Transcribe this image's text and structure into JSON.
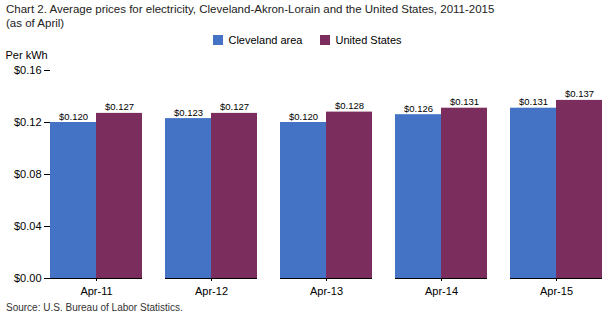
{
  "chart_data": {
    "type": "bar",
    "title": "Chart 2. Average prices for electricity, Cleveland-Akron-Lorain and the United States, 2011-2015",
    "subtitle": "(as of April)",
    "y_label": "Per kWh",
    "source": "Source: U.S. Bureau of Labor Statistics.",
    "categories": [
      "Apr-11",
      "Apr-12",
      "Apr-13",
      "Apr-14",
      "Apr-15"
    ],
    "series": [
      {
        "name": "Cleveland area",
        "color": "#4472C4",
        "values": [
          0.12,
          0.123,
          0.12,
          0.126,
          0.131
        ],
        "value_labels": [
          "$0.120",
          "$0.123",
          "$0.120",
          "$0.126",
          "$0.131"
        ]
      },
      {
        "name": "United States",
        "color": "#7B2D5E",
        "values": [
          0.127,
          0.127,
          0.128,
          0.131,
          0.137
        ],
        "value_labels": [
          "$0.127",
          "$0.127",
          "$0.128",
          "$0.131",
          "$0.137"
        ]
      }
    ],
    "ylim": [
      0,
      0.16
    ],
    "yticks": [
      {
        "value": 0.0,
        "label": "$0.00"
      },
      {
        "value": 0.04,
        "label": "$0.04"
      },
      {
        "value": 0.08,
        "label": "$0.08"
      },
      {
        "value": 0.12,
        "label": "$0.12"
      },
      {
        "value": 0.16,
        "label": "$0.16"
      }
    ],
    "grid": false,
    "legend": "top",
    "data_labels": true
  }
}
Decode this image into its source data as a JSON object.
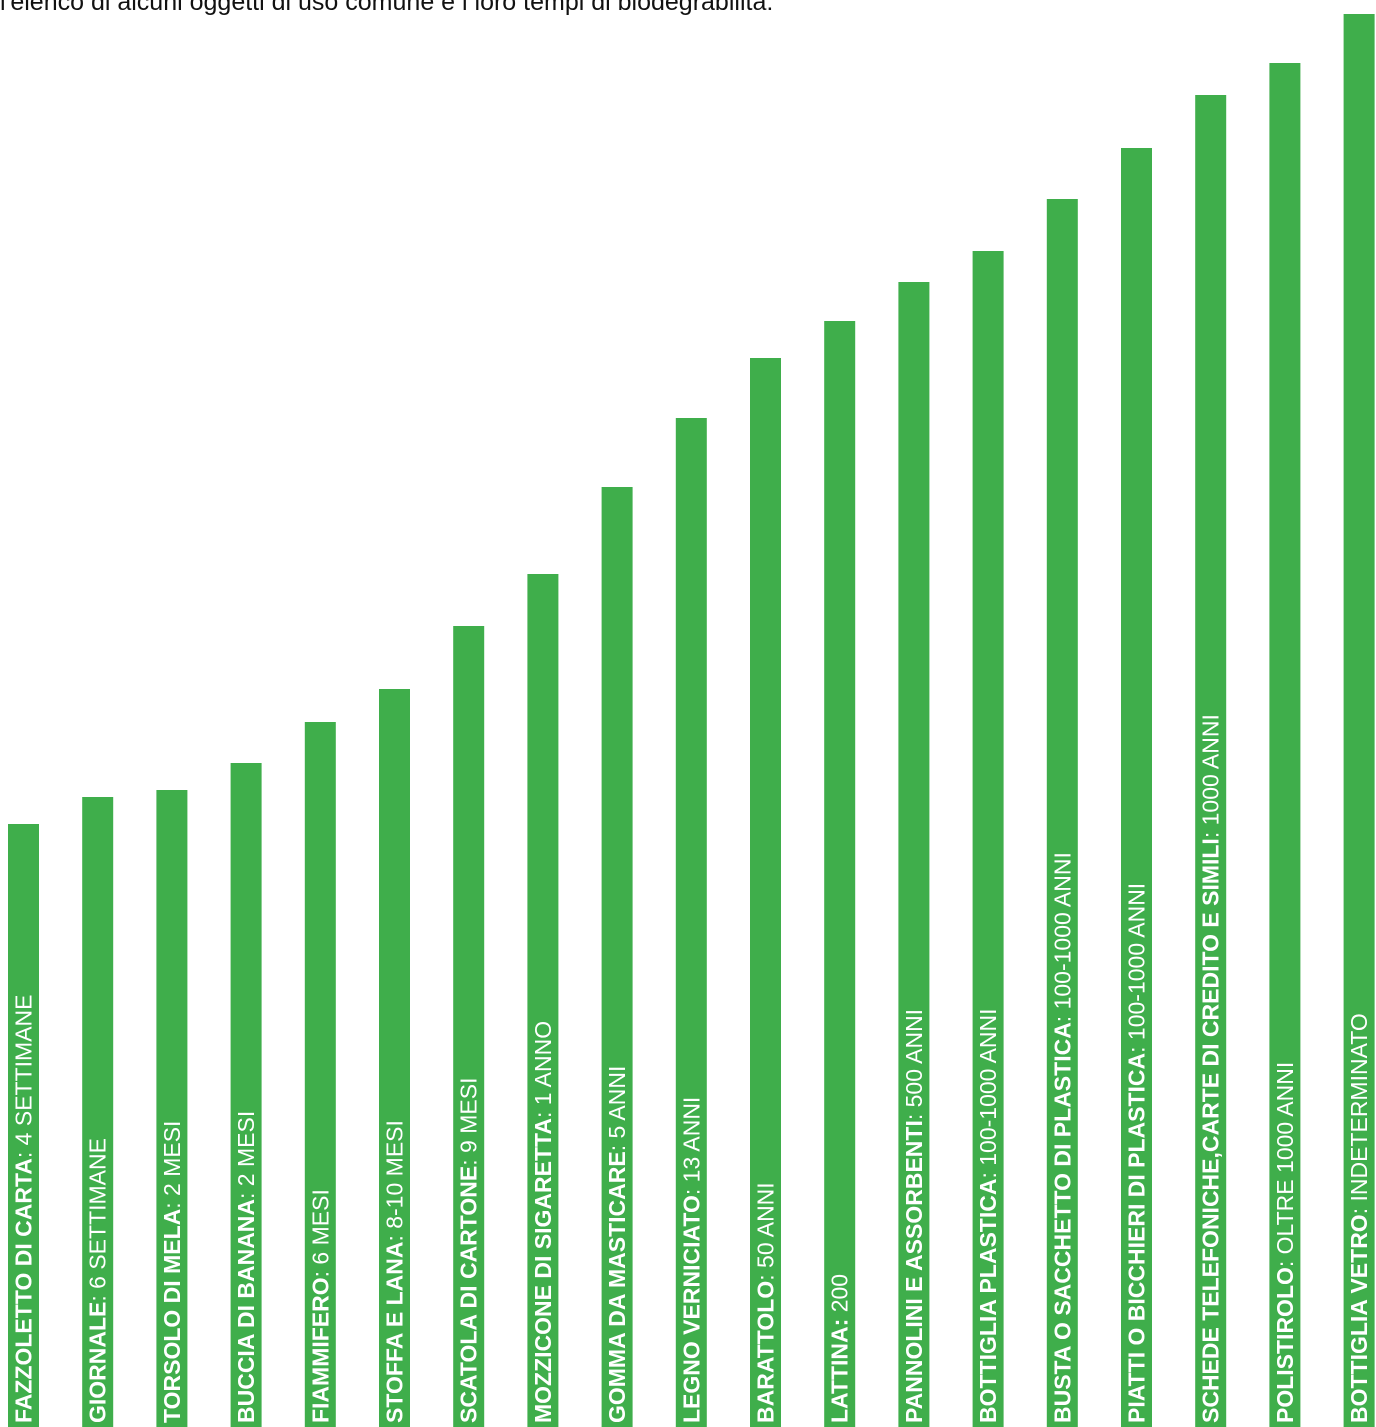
{
  "title": "l'elenco di alcuni oggetti di uso comune e i loro tempi di biodegrabilità:",
  "chart_data": {
    "type": "bar",
    "orientation": "vertical",
    "color": "#3fae4b",
    "label_color": "#ffffff",
    "categories": [
      {
        "name": "FAZZOLETTO DI CARTA",
        "sep": ": ",
        "duration": "4 SETTIMANE",
        "value": 603
      },
      {
        "name": "GIORNALE",
        "sep": ": ",
        "duration": "6 SETTIMANE",
        "value": 630
      },
      {
        "name": "TORSOLO DI MELA",
        "sep": ": ",
        "duration": "2 MESI",
        "value": 637
      },
      {
        "name": "BUCCIA DI BANANA",
        "sep": ": ",
        "duration": "2 MESI",
        "value": 664
      },
      {
        "name": "FIAMMIFERO",
        "sep": ": ",
        "duration": "6 MESI",
        "value": 705
      },
      {
        "name": "STOFFA E LANA",
        "sep": ": ",
        "duration": "8-10 MESI",
        "value": 738
      },
      {
        "name": "SCATOLA DI CARTONE",
        "sep": ": ",
        "duration": "9 MESI",
        "value": 801
      },
      {
        "name": "MOZZICONE DI SIGARETTA",
        "sep": ": ",
        "duration": "1 ANNO",
        "value": 853
      },
      {
        "name": "GOMMA DA MASTICARE",
        "sep": ": ",
        "duration": "5 ANNI",
        "value": 940
      },
      {
        "name": "LEGNO VERNICIATO",
        "sep": ": ",
        "duration": "13 ANNI",
        "value": 1009
      },
      {
        "name": "BARATTOLO",
        "sep": ": ",
        "duration": "50 ANNI",
        "value": 1069
      },
      {
        "name": "LATTINA:",
        "sep": " ",
        "duration": "200",
        "value": 1106
      },
      {
        "name": "PANNOLINI E ASSORBENTI",
        "sep": ": ",
        "duration": "500 ANNI",
        "value": 1145
      },
      {
        "name": "BOTTIGLIA PLASTICA",
        "sep": ": ",
        "duration": "100-1000 ANNI",
        "value": 1176
      },
      {
        "name": "BUSTA O SACCHETTO DI PLASTICA",
        "sep": ": ",
        "duration": "100-1000 ANNI",
        "value": 1228
      },
      {
        "name": "PIATTI O BICCHIERI DI PLASTICA",
        "sep": ": ",
        "duration": "100-1000 ANNI",
        "value": 1279
      },
      {
        "name": "SCHEDE TELEFONICHE,CARTE DI CREDITO E SIMILI",
        "sep": ": ",
        "duration": "1000 ANNI",
        "value": 1332
      },
      {
        "name": "POLISTIROLO",
        "sep": ": ",
        "duration": "OLTRE 1000 ANNI",
        "value": 1364
      },
      {
        "name": "BOTTIGLIA VETRO",
        "sep": ": ",
        "duration": "INDETERMINATO",
        "value": 1413
      }
    ]
  }
}
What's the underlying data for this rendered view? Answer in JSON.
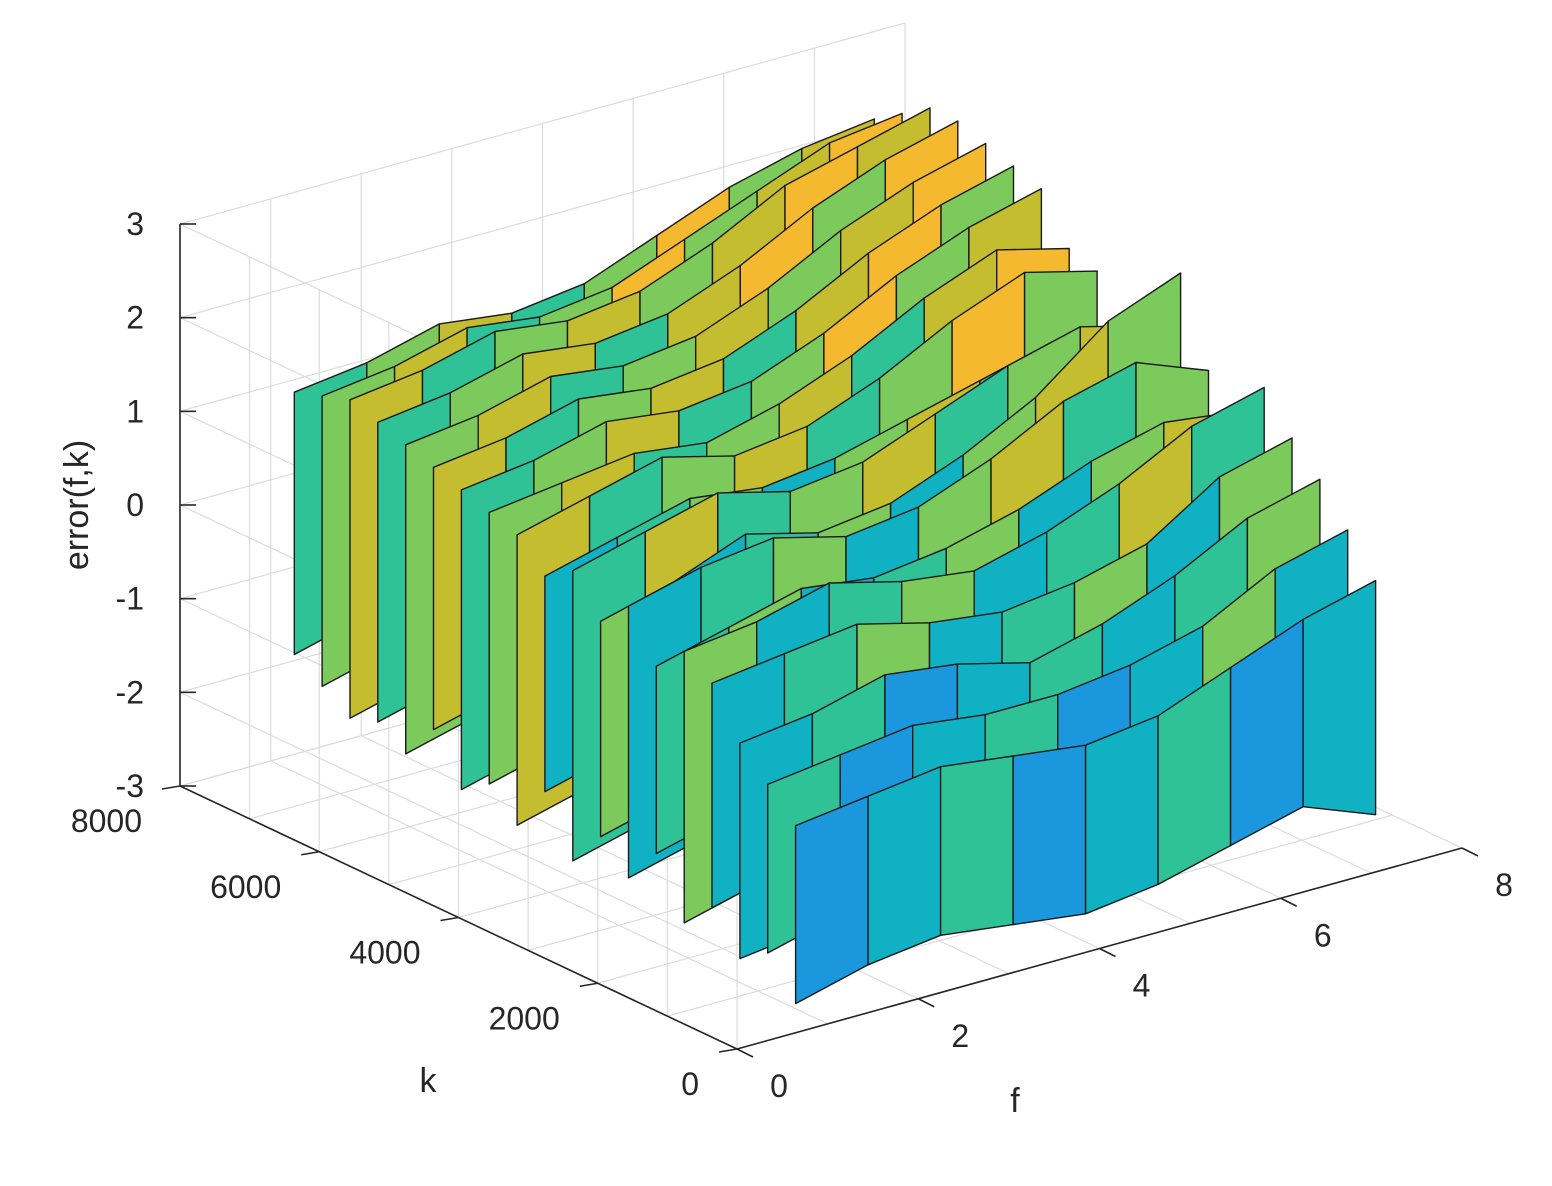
***
* Description of the task
Repeat the records above exactly, leaving out any pictures they contain.

* Output below
Transcribe this image's text and structure into JSON.
{
  "chart_data": {
    "type": "bar",
    "title": "Chart 2. Average prices for electricity, Cleveland-Akron-Lorain and the United States, 2011-2015",
    "subtitle": "(as of April)",
    "y_label": "Per kWh",
    "source": "Source: U.S. Bureau of Labor Statistics.",
    "categories": [
      "Apr-11",
      "Apr-12",
      "Apr-13",
      "Apr-14",
      "Apr-15"
    ],
    "series": [
      {
        "name": "Cleveland area",
        "color": "#4472C4",
        "values": [
          0.12,
          0.123,
          0.12,
          0.126,
          0.131
        ],
        "value_labels": [
          "$0.120",
          "$0.123",
          "$0.120",
          "$0.126",
          "$0.131"
        ]
      },
      {
        "name": "United States",
        "color": "#7B2D5E",
        "values": [
          0.127,
          0.127,
          0.128,
          0.131,
          0.137
        ],
        "value_labels": [
          "$0.127",
          "$0.127",
          "$0.128",
          "$0.131",
          "$0.137"
        ]
      }
    ],
    "ylim": [
      0,
      0.16
    ],
    "yticks": [
      {
        "value": 0.0,
        "label": "$0.00"
      },
      {
        "value": 0.04,
        "label": "$0.04"
      },
      {
        "value": 0.08,
        "label": "$0.08"
      },
      {
        "value": 0.12,
        "label": "$0.12"
      },
      {
        "value": 0.16,
        "label": "$0.16"
      }
    ],
    "grid": false,
    "legend": "top",
    "data_labels": true
  }
}
Decode this image into its source data as a JSON object.
{
  "title": "l'elenco di alcuni oggetti di uso comune e i loro tempi di biodegrabilità:",
  "chart_data": {
    "type": "bar",
    "orientation": "vertical",
    "color": "#3fae4b",
    "label_color": "#ffffff",
    "categories": [
      {
        "name": "FAZZOLETTO DI CARTA",
        "sep": ": ",
        "duration": "4 SETTIMANE",
        "value": 603
      },
      {
        "name": "GIORNALE",
        "sep": ": ",
        "duration": "6 SETTIMANE",
        "value": 630
      },
      {
        "name": "TORSOLO DI MELA",
        "sep": ": ",
        "duration": "2 MESI",
        "value": 637
      },
      {
        "name": "BUCCIA DI BANANA",
        "sep": ": ",
        "duration": "2 MESI",
        "value": 664
      },
      {
        "name": "FIAMMIFERO",
        "sep": ": ",
        "duration": "6 MESI",
        "value": 705
      },
      {
        "name": "STOFFA E LANA",
        "sep": ": ",
        "duration": "8-10 MESI",
        "value": 738
      },
      {
        "name": "SCATOLA DI CARTONE",
        "sep": ": ",
        "duration": "9 MESI",
        "value": 801
      },
      {
        "name": "MOZZICONE DI SIGARETTA",
        "sep": ": ",
        "duration": "1 ANNO",
        "value": 853
      },
      {
        "name": "GOMMA DA MASTICARE",
        "sep": ": ",
        "duration": "5 ANNI",
        "value": 940
      },
      {
        "name": "LEGNO VERNICIATO",
        "sep": ": ",
        "duration": "13 ANNI",
        "value": 1009
      },
      {
        "name": "BARATTOLO",
        "sep": ": ",
        "duration": "50 ANNI",
        "value": 1069
      },
      {
        "name": "LATTINA:",
        "sep": " ",
        "duration": "200",
        "value": 1106
      },
      {
        "name": "PANNOLINI E ASSORBENTI",
        "sep": ": ",
        "duration": "500 ANNI",
        "value": 1145
      },
      {
        "name": "BOTTIGLIA PLASTICA",
        "sep": ": ",
        "duration": "100-1000 ANNI",
        "value": 1176
      },
      {
        "name": "BUSTA O SACCHETTO DI PLASTICA",
        "sep": ": ",
        "duration": "100-1000 ANNI",
        "value": 1228
      },
      {
        "name": "PIATTI O BICCHIERI DI PLASTICA",
        "sep": ": ",
        "duration": "100-1000 ANNI",
        "value": 1279
      },
      {
        "name": "SCHEDE TELEFONICHE,CARTE DI CREDITO E SIMILI",
        "sep": ": ",
        "duration": "1000 ANNI",
        "value": 1332
      },
      {
        "name": "POLISTIROLO",
        "sep": ": ",
        "duration": "OLTRE 1000 ANNI",
        "value": 1364
      },
      {
        "name": "BOTTIGLIA VETRO",
        "sep": ": ",
        "duration": "INDETERMINATO",
        "value": 1413
      }
    ]
  }
}
What's the underlying data for this rendered view? Answer in JSON.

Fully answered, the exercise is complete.